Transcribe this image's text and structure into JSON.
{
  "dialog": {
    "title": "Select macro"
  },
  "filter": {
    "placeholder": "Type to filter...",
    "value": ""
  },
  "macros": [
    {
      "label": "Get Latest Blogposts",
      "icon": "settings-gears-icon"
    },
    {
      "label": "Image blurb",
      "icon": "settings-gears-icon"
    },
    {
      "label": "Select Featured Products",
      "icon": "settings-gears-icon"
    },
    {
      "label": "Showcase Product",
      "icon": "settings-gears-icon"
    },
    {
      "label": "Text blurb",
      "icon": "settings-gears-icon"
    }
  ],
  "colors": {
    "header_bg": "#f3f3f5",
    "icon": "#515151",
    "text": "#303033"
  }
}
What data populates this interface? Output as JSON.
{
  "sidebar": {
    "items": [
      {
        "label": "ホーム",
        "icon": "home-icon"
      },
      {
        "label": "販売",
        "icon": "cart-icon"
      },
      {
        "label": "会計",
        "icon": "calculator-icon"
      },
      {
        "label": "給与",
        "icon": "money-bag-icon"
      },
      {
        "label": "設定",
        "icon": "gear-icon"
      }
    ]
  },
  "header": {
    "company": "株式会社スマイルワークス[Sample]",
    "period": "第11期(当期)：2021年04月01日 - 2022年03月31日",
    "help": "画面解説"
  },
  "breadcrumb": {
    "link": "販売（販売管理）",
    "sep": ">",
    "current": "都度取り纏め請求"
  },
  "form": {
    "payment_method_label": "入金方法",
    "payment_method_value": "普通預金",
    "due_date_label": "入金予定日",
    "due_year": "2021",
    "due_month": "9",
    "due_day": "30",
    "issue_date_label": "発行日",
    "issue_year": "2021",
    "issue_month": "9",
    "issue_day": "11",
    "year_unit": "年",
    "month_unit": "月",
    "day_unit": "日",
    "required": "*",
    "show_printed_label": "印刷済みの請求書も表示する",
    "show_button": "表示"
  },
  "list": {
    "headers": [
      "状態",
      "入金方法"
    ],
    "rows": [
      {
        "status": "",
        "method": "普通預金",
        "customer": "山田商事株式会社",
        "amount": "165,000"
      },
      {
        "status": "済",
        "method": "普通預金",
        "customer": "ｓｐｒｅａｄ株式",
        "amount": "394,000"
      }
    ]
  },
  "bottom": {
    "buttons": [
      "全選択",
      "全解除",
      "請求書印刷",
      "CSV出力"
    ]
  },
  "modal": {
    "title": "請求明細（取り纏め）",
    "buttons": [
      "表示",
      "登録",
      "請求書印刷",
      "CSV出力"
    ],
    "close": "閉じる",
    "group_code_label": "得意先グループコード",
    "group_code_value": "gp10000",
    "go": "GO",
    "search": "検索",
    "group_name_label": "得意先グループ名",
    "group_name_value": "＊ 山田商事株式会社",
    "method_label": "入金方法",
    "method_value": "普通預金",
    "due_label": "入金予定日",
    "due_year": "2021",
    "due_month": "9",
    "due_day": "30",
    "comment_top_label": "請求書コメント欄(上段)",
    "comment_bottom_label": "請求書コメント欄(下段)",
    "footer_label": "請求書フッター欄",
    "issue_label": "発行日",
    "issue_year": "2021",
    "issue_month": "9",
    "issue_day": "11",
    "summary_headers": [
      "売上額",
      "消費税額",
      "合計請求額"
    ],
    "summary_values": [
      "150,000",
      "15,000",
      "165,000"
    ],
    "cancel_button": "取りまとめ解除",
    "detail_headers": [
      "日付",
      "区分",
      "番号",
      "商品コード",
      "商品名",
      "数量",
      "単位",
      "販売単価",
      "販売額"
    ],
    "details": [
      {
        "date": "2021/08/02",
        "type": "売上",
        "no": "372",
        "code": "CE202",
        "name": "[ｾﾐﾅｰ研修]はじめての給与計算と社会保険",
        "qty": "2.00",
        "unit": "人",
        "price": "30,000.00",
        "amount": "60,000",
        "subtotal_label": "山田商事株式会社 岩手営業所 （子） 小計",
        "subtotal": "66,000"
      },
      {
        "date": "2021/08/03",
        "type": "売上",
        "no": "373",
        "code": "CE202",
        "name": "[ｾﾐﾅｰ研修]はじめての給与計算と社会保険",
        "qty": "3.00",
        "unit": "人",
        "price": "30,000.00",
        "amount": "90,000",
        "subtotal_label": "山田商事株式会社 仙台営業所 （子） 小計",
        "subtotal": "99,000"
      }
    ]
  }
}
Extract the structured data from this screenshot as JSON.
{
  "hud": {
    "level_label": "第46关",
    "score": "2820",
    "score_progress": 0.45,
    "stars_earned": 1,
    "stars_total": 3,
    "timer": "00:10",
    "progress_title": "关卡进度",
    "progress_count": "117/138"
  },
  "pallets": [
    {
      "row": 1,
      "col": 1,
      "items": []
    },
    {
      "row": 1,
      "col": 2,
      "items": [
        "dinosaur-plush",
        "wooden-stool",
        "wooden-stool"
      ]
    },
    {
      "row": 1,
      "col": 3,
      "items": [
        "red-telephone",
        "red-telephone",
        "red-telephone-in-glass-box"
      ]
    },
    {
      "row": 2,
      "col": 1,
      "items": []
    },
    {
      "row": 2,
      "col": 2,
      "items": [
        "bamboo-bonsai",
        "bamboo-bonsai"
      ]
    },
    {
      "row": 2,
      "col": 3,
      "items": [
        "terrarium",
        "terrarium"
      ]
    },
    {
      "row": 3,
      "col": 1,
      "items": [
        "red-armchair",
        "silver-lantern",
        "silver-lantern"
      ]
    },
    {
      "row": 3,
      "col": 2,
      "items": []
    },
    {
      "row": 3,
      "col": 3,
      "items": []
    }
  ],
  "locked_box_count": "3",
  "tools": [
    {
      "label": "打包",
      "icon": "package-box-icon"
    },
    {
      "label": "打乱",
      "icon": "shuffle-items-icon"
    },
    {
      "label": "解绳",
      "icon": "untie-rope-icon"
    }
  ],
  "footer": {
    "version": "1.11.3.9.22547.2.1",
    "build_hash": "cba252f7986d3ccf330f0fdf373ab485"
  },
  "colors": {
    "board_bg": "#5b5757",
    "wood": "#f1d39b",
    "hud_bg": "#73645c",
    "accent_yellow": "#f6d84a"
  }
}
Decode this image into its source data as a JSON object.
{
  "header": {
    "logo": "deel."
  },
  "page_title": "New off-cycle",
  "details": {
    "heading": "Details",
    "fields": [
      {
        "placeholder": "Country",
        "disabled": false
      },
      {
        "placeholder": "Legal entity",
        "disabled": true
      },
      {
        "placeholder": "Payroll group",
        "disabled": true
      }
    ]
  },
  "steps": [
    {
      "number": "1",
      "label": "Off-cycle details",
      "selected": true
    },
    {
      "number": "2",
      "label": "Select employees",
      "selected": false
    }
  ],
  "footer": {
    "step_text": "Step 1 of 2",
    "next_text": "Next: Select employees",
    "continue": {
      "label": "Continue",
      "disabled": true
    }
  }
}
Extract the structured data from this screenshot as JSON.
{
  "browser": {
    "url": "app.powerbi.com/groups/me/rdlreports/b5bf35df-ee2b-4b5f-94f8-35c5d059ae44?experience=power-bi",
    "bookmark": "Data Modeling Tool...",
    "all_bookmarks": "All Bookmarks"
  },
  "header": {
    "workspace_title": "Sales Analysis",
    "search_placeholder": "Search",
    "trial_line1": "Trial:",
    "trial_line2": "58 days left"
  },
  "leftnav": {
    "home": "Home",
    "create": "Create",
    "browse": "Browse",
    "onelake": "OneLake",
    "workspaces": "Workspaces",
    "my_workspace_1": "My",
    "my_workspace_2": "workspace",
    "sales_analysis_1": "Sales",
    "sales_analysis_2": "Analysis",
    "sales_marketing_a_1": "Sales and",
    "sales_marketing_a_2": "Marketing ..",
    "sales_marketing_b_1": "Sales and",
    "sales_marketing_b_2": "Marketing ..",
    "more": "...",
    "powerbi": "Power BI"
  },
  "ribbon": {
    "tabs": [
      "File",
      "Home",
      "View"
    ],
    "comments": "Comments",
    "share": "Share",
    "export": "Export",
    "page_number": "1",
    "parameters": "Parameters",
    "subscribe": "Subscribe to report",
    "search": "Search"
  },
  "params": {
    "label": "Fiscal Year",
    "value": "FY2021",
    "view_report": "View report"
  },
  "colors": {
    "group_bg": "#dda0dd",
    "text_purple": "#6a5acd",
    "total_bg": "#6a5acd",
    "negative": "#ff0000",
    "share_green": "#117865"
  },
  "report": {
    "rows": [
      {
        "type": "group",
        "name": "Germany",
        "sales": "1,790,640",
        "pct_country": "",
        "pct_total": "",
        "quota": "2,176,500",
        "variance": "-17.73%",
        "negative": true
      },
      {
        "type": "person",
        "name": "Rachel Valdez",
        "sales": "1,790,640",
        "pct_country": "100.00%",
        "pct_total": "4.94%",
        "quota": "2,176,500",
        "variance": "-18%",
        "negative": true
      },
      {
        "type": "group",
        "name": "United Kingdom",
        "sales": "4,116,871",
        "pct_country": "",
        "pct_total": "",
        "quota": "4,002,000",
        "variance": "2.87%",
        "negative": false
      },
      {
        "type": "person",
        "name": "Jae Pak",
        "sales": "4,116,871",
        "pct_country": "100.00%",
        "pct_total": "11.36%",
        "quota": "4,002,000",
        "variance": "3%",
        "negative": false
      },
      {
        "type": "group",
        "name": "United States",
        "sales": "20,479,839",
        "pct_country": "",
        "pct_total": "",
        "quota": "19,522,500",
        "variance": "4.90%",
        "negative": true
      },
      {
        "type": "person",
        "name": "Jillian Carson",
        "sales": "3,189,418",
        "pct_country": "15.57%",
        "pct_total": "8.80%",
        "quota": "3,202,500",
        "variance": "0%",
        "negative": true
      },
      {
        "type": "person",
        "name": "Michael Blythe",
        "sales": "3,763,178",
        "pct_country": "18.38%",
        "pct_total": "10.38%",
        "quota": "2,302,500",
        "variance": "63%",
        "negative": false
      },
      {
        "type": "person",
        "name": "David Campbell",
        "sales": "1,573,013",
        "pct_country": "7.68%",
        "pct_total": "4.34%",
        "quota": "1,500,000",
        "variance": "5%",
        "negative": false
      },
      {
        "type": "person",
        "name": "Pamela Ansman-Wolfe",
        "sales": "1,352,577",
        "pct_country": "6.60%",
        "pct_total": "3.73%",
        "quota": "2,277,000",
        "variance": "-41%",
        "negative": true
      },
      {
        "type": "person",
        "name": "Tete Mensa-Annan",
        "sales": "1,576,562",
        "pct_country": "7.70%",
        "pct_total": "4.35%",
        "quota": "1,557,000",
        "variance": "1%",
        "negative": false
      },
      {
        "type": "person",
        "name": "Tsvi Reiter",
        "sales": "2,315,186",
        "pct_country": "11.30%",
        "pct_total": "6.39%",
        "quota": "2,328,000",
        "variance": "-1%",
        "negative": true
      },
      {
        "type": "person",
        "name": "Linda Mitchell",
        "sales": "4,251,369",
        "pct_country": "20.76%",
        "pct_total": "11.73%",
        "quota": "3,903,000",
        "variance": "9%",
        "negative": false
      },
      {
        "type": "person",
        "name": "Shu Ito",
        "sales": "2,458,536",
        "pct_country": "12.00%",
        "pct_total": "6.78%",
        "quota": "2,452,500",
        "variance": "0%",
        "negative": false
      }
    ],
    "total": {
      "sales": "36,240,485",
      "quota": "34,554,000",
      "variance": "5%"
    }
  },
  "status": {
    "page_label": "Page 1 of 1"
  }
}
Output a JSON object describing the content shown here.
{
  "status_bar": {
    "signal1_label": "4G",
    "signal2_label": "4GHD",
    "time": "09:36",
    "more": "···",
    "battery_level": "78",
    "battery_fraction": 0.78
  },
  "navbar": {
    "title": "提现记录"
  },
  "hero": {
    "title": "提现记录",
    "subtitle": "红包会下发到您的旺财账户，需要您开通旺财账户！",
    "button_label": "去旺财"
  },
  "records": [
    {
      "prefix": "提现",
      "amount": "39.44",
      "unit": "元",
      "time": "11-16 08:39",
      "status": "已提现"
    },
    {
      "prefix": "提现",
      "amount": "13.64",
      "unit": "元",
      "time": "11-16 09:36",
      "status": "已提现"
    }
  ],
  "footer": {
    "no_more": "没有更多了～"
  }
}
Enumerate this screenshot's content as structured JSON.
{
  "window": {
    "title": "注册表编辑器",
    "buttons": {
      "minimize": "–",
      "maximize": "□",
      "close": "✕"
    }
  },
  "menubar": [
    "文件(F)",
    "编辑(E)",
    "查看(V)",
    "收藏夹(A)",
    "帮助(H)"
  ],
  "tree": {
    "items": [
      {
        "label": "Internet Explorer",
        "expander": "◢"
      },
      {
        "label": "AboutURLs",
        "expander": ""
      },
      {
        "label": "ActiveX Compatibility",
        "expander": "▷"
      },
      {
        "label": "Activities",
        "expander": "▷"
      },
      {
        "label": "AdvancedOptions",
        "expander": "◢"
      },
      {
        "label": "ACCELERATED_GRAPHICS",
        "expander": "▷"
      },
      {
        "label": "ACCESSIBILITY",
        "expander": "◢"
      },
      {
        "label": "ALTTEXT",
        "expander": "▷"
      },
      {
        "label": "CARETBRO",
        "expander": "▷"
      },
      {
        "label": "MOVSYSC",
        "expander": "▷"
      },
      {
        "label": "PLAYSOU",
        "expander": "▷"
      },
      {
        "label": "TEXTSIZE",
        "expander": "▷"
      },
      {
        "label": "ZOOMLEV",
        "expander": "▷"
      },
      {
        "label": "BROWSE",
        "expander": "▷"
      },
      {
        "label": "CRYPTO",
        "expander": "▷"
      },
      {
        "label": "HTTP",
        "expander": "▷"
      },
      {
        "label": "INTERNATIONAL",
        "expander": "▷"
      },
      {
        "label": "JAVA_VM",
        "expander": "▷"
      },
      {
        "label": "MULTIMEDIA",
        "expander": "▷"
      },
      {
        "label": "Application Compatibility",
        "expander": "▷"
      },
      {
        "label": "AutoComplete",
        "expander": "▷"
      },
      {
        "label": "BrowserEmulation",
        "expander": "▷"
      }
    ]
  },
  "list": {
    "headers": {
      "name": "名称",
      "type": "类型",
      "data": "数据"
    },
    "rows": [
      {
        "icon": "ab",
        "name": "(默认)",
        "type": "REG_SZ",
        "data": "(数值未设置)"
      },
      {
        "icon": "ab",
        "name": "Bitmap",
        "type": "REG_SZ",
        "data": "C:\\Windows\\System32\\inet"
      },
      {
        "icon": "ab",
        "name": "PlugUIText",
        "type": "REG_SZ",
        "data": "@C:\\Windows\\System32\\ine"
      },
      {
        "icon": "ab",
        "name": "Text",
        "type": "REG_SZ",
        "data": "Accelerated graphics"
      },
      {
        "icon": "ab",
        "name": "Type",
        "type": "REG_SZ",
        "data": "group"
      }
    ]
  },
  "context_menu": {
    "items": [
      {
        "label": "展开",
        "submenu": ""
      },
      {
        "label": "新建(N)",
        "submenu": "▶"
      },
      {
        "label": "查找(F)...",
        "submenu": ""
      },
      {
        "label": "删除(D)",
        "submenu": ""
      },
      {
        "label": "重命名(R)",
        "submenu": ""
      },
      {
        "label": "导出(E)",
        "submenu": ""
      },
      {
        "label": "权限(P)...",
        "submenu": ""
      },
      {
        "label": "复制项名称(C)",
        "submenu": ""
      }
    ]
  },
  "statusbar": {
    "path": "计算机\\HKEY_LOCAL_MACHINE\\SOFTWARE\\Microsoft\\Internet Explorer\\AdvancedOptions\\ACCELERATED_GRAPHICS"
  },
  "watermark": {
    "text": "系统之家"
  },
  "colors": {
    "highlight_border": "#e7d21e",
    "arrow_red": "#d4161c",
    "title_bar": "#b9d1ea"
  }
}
================================
In the entries above, identify each line that includes the string "入金方法", then copy it.

    "payment_method_label": "入金方法",
      "入金方法"
    "method_label": "入金方法",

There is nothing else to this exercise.